STATED PROBLEM:
Find the string "type" in the records. Copy every line it appears in.

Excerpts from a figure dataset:
[start]

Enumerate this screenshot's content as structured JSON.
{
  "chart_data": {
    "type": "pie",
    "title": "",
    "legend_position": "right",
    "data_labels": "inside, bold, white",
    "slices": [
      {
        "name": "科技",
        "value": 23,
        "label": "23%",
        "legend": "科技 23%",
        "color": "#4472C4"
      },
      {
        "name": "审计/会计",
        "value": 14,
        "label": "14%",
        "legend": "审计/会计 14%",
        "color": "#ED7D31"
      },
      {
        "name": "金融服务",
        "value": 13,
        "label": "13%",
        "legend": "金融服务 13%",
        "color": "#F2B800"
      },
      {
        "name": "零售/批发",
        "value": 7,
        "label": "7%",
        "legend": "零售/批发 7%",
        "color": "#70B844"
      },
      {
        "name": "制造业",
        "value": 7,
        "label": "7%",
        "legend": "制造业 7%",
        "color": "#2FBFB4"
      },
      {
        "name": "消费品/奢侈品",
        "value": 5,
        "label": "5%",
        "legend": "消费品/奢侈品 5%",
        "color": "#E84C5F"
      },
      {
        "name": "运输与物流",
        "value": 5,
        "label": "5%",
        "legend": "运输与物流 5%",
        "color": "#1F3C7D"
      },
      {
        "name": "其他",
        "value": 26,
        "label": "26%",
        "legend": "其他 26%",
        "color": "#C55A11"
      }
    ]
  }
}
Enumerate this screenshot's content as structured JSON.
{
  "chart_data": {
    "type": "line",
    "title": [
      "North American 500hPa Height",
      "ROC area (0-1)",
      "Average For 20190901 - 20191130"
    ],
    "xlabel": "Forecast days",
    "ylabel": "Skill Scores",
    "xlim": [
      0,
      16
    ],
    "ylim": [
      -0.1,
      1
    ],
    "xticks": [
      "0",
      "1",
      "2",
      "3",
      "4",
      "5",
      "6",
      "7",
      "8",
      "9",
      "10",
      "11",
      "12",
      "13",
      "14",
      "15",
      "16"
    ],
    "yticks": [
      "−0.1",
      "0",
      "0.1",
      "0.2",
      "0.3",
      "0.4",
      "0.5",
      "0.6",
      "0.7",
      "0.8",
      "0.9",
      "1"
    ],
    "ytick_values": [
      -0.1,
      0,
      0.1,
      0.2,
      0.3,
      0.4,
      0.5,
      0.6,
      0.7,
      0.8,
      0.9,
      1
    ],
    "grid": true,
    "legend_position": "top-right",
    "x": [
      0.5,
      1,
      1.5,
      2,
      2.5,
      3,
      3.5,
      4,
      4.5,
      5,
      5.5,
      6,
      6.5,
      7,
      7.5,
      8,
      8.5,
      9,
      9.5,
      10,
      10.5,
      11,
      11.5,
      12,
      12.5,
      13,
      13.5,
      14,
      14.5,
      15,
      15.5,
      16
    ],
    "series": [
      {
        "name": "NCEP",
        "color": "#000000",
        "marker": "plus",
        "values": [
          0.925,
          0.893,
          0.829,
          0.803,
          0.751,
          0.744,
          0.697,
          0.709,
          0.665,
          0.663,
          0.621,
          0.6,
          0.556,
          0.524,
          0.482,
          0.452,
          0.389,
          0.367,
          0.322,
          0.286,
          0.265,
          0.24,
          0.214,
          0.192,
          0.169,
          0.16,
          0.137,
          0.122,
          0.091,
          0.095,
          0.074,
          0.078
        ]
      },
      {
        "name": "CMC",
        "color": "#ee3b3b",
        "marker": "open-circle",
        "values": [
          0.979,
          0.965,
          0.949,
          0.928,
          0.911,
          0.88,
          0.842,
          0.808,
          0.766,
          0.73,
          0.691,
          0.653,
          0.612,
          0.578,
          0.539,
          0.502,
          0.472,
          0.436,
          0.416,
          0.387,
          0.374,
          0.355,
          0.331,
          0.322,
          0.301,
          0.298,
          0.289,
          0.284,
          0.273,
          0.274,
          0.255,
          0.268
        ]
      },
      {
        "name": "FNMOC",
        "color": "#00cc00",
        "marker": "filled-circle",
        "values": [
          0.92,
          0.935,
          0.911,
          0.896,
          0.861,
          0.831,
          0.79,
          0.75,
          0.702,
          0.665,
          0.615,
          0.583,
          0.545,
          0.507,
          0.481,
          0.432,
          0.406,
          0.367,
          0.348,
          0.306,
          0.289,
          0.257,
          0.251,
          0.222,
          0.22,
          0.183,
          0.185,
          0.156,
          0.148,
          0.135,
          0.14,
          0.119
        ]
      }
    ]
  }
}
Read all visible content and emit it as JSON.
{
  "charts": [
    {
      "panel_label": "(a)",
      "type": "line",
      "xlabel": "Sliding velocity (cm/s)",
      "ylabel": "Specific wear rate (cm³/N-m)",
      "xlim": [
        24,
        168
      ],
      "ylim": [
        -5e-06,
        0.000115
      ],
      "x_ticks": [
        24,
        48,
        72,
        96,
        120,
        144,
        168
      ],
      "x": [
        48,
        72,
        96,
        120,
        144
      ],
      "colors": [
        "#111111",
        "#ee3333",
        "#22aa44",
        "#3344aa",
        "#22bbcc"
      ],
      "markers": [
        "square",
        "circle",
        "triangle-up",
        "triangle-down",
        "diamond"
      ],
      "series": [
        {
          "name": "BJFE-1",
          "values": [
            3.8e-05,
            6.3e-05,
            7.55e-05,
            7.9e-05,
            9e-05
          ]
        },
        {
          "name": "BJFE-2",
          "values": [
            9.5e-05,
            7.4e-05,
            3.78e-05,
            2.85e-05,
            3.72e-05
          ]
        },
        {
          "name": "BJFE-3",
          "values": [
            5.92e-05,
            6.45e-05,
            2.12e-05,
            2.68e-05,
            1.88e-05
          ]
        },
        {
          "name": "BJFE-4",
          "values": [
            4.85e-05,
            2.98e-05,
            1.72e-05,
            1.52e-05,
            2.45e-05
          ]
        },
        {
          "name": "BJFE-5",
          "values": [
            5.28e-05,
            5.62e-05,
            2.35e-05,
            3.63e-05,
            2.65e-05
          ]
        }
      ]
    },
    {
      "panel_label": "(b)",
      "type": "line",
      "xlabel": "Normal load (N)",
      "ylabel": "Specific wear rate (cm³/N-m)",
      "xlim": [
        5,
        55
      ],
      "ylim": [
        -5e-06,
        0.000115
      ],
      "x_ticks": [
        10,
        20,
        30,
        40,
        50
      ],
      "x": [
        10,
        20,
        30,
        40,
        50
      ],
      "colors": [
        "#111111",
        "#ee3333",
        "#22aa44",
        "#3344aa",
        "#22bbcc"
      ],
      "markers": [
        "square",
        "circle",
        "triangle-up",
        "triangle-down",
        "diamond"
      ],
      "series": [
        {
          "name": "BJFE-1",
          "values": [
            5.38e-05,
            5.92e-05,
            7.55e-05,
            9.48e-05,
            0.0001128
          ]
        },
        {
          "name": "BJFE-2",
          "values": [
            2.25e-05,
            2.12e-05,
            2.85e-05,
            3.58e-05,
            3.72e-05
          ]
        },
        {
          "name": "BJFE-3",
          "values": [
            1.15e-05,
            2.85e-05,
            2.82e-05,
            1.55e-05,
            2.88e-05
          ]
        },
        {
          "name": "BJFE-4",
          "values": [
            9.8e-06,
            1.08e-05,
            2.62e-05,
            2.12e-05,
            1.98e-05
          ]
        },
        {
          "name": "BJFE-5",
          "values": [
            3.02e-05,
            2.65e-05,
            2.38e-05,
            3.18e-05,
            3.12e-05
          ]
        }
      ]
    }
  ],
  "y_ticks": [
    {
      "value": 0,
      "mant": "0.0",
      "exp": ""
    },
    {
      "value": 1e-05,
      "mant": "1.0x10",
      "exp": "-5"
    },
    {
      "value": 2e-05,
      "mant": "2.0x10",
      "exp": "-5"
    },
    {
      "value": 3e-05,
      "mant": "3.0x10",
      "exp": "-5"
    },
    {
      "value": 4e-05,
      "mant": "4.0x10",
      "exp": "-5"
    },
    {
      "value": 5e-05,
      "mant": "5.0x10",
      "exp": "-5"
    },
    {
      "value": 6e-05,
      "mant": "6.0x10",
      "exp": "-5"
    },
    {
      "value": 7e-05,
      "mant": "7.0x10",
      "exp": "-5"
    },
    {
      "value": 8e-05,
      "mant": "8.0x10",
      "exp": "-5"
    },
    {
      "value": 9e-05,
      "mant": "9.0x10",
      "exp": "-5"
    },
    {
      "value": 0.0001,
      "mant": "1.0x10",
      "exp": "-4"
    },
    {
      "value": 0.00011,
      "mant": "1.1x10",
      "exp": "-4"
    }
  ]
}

[end]

ANSWER FOR THE TASK:
    "type": "pie",
    "type": "line",
      "type": "line",
      "type": "line",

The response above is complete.